**EXCERPT TO READ:**
· · · · · · ·
The RV-7 illustrates the same dispersion in a less exotic form. Vans Aircraft uses CNC-punched aluminium construction with match-drilled holes, which is about as industrial as kit construction gets. Yet documented examples on the Vans Air Force forum show best-glide speeds ranging from eighty to ninety-five knots indicated between aircraft of the same model. The cause is static source placement on the fuselage skin, which interacts with the local pressure field and produces position errors that vary between aircraft. A pilot whose Phase 1 data shows best glide at eighty knots indicated, when the true calibrated airspeed at that reading is ninety-five knots, is gliding fifteen knots faster than optimum and losing range in an engine failure.
The third layer is the resulting performance. VariEze plans-built aircraft showed empty weight dispersion of approximately thirty per cent across the fleet, with Rutan’s surveys in 1978 finding average weights thirty to fifty pounds over plan specification [NASM]. GlaStar kit-built aircraft show empty weights ranging from 1150 to one thousand four hundred pounds, a twenty-two per cent spread. Stall speeds, climb rates, service ceilings, and ranges all move with empty weight, so the certificated performance figures in the kit manufacturer’s documentation become approximate references rather than verified data for any given aircraft.
The fourth layer is the one that the forum argument fails to consider, and it is the layer that dominates the others.
The Tester Who Built the Evidence
Until October 2014, the operating limitations issued with an experimental amateur-built airworthiness certificate carried a passage that the FAA interpreted strictly. No person could be carried during the flight test phase unless that person was essential to the purpose of the flight, and the agency’s reading was that for most aircraft this meant the pilot alone. The official position, as test pilot Paul Cornick described it in Kitplanes [Cor19], was that if the builder cannot perform the required test procedures in a relatively simple aircraft, then they are not qualified to be the pilot doing the flying. Phase 1 is therefore flown by an unqualified pilot, alone, in an aircraft that has never flown before.
The empirical consequences were studied by the National Transportation Safety Board in Safety Study SS-12/01, published in May 2012 [NTSB12]. The board examined two hundred and twenty-four EAB accidents from 2011, supported by an EAA survey of more than five thousand builders and owners. Experimental amateur-built aircraft constituted approximately ten per cent of the US general aviation fleet but accounted for fifteen per cent of accidents and twenty-one per cent of fatal accidents in 2011. The safety gap between experimental and certificated aircraft was widest on the first flight and during the early hours in a new pilot’s hands.
· · · · · · ·
**INFORMATION SHOWN:**
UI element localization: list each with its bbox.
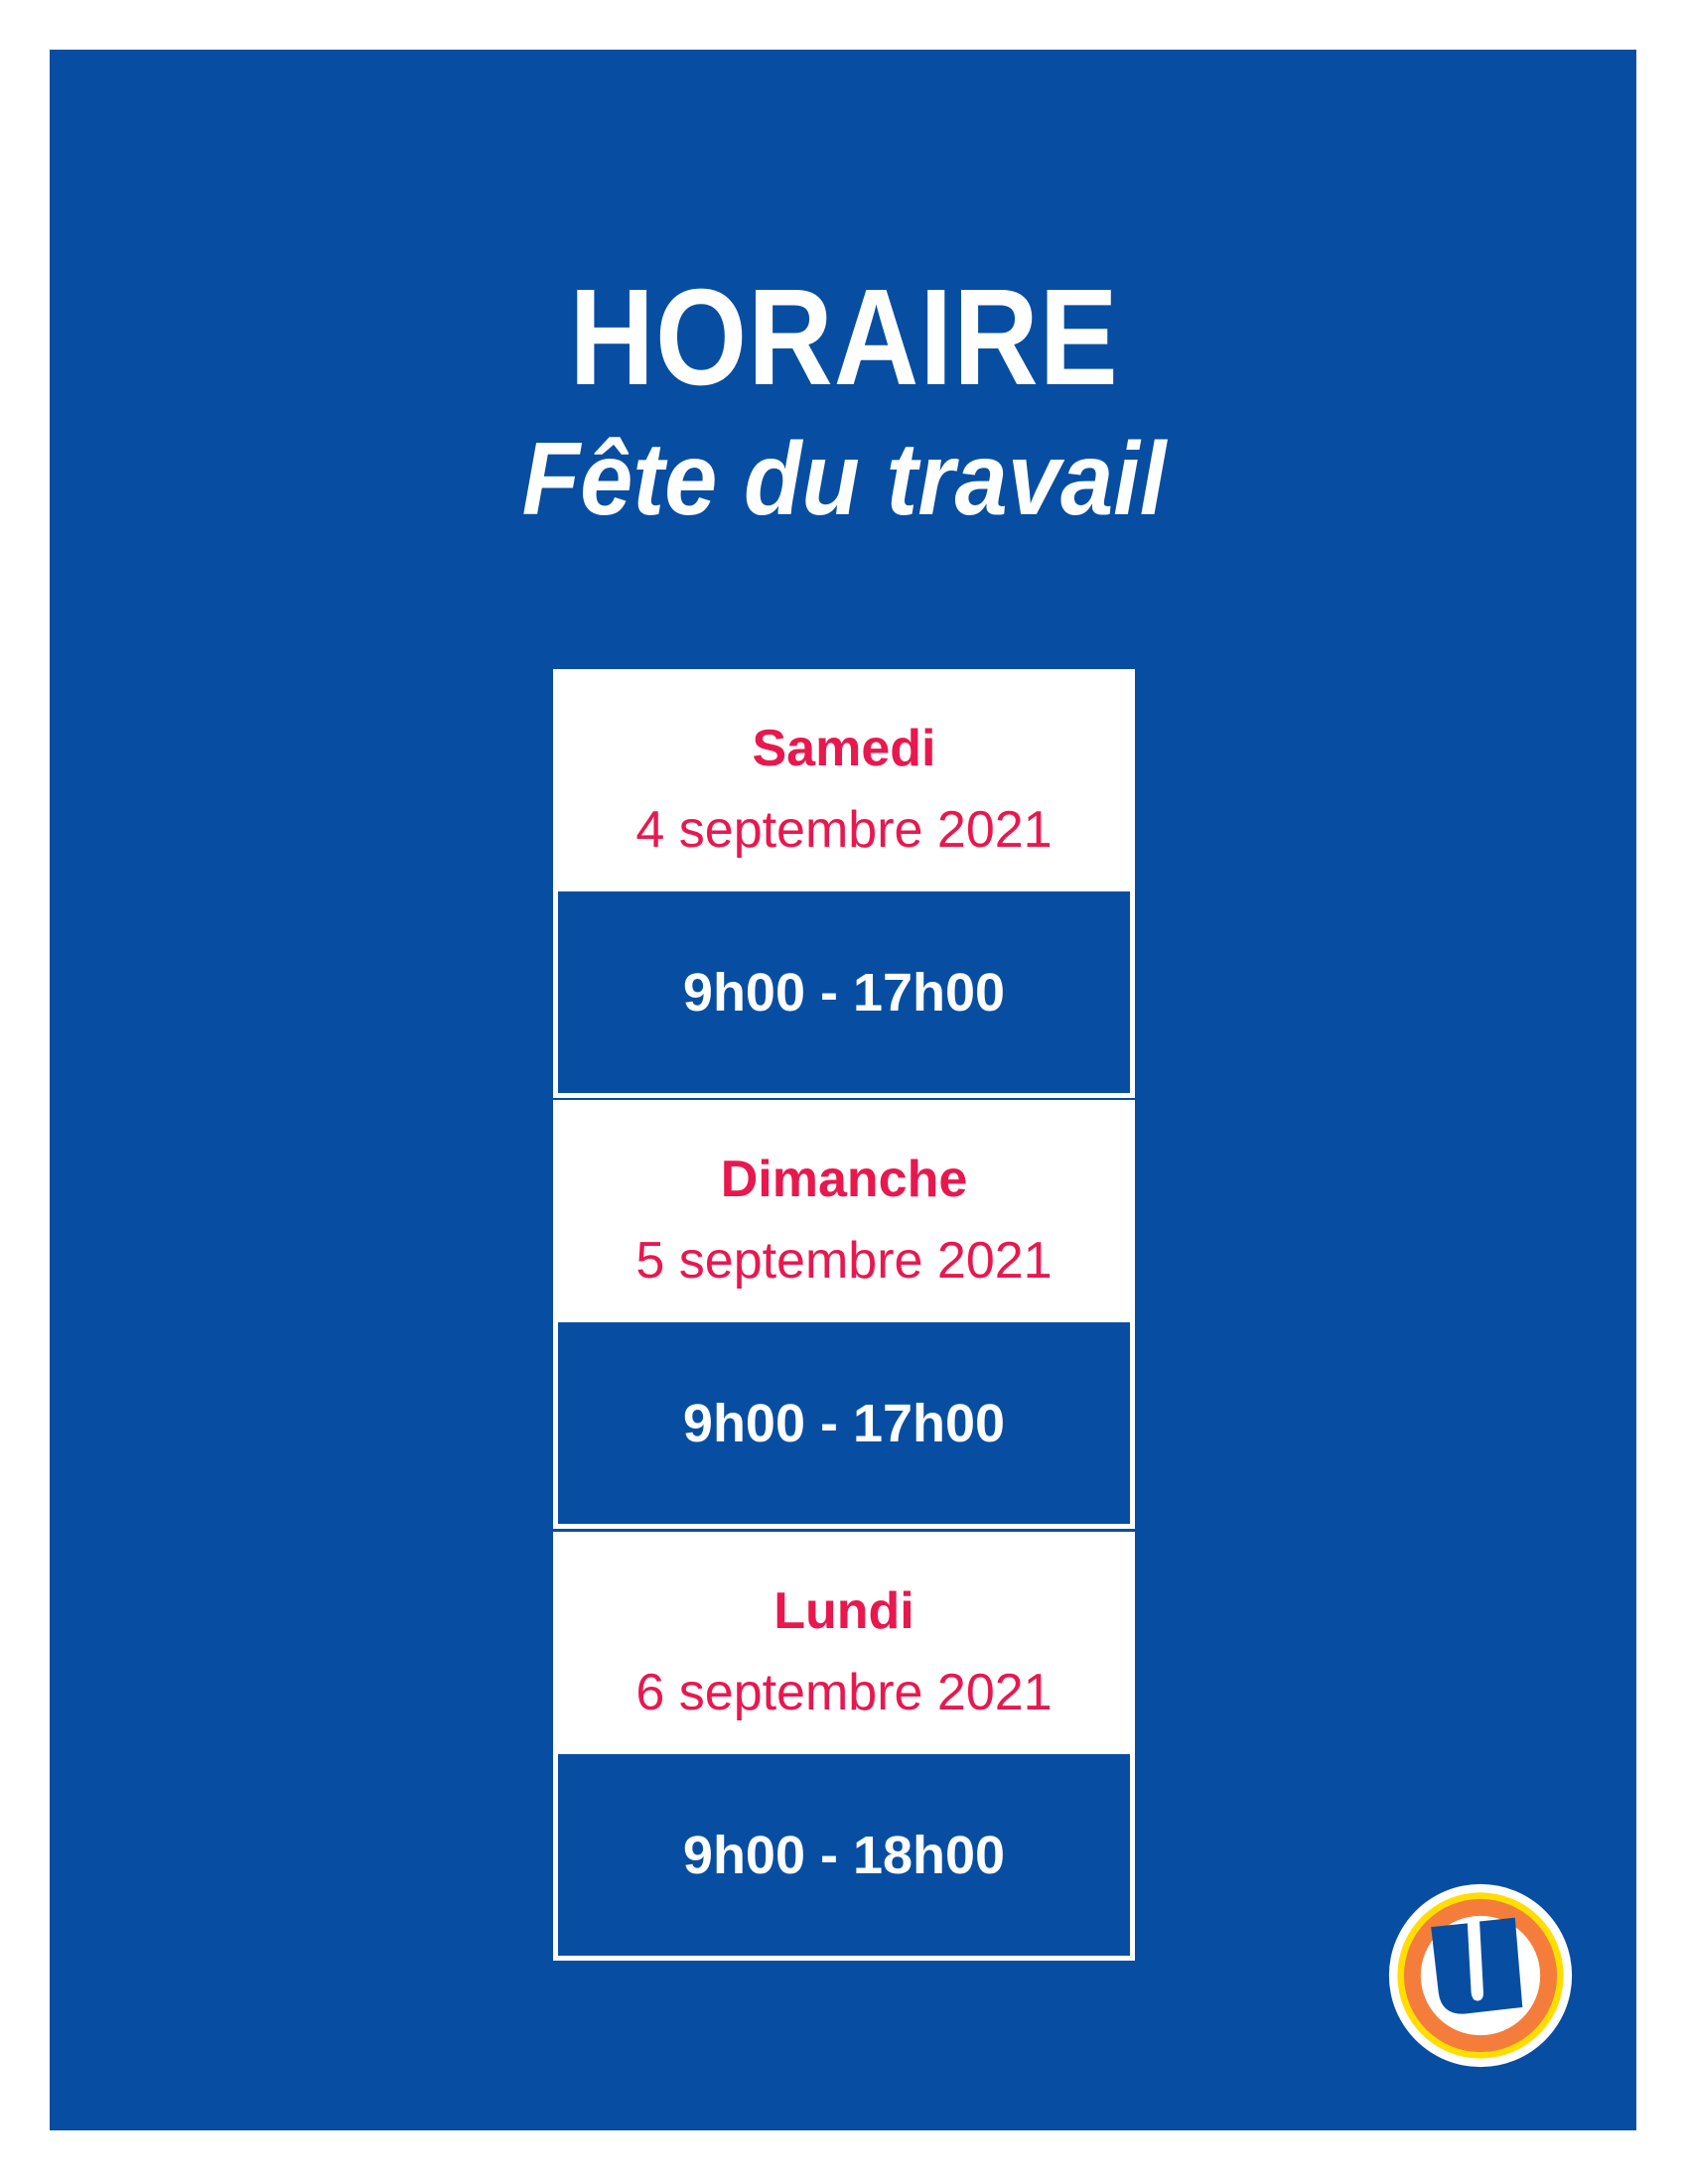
· · · · · · ·
**WHAT TO DO:**
A: List every aircraft model named in the excerpt on amateur-built aircraft.
B: Print everything in the excerpt on amateur-built aircraft from "The third layer" down to "dominates the others.".
The data has no connection to the excerpt on amateur-built aircraft.

**SOLVED PROBLEMS:**
A: RV-7, VariEze, GlaStar

B:
The third layer is the resulting performance. VariEze plans-built aircraft showed empty weight dispersion of approximately thirty per cent across the fleet, with Rutan’s surveys in 1978 finding average weights thirty to fifty pounds over plan specification [NASM]. GlaStar kit-built aircraft show empty weights ranging from 1150 to one thousand four hundred pounds, a twenty-two per cent spread. Stall speeds, climb rates, service ceilings, and ranges all move with empty weight, so the certificated performance figures in the kit manufacturer’s documentation become approximate references rather than verified data for any given aircraft.
The fourth layer is the one that the forum argument fails to consider, and it is the layer that dominates the others.